— Start of MATERIAL FOR THIS EXERCISE —

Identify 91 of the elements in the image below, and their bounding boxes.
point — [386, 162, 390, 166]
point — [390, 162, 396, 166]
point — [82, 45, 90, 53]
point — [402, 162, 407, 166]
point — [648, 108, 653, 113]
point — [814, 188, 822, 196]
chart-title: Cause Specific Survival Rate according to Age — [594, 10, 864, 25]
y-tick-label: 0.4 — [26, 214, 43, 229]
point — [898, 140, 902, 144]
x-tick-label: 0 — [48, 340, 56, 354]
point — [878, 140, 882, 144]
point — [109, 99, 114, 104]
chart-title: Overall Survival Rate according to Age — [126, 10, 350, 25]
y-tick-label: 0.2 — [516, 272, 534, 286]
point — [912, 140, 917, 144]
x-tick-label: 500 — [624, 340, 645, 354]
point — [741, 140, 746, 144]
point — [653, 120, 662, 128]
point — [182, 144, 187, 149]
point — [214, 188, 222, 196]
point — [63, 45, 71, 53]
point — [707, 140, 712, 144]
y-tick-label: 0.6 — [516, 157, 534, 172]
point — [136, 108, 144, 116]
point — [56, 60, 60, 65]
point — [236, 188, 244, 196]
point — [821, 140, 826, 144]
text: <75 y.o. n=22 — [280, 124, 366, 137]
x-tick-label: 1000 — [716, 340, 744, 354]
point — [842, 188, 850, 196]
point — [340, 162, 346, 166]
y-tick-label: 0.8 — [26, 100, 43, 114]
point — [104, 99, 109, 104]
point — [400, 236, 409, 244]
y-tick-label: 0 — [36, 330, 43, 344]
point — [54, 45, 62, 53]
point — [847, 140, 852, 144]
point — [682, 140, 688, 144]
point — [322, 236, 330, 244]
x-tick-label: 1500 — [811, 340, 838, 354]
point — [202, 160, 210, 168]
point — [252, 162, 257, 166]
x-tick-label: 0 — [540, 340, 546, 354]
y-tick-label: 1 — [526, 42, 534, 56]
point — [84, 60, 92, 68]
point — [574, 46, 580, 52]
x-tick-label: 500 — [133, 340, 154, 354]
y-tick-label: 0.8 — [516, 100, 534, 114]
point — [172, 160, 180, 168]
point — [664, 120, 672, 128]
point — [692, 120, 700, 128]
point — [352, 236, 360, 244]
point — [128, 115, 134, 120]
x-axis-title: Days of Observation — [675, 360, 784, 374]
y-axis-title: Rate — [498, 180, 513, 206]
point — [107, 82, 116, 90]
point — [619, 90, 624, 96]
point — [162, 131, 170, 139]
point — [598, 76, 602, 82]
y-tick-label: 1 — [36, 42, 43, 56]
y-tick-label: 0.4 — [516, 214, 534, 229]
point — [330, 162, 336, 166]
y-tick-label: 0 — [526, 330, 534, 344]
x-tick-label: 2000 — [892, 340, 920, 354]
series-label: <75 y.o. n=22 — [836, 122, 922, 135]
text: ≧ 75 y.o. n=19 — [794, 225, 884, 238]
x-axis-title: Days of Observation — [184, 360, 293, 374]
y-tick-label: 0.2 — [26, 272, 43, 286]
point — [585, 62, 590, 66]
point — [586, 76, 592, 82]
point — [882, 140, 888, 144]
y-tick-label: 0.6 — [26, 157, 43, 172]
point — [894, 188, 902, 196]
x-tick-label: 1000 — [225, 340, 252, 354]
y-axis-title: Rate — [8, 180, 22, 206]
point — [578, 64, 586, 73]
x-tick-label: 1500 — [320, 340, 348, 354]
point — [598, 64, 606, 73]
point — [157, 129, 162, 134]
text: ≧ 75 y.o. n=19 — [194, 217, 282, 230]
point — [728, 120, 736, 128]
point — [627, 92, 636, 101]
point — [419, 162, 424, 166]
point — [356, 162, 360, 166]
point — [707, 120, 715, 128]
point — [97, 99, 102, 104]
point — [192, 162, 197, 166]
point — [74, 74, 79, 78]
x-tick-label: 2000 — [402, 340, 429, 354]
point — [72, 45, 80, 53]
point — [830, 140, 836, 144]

— End of MATERIAL FOR THIS EXERCISE —

▶ PROBLEM DETAILS: Please gather every line from the items above that contains the string "chart". Case matters.

▶ WORKED SOLUTION:
chart-title: Cause Specific Survival Rate according to Age — [594, 10, 864, 25]
chart-title: Overall Survival Rate according to Age — [126, 10, 350, 25]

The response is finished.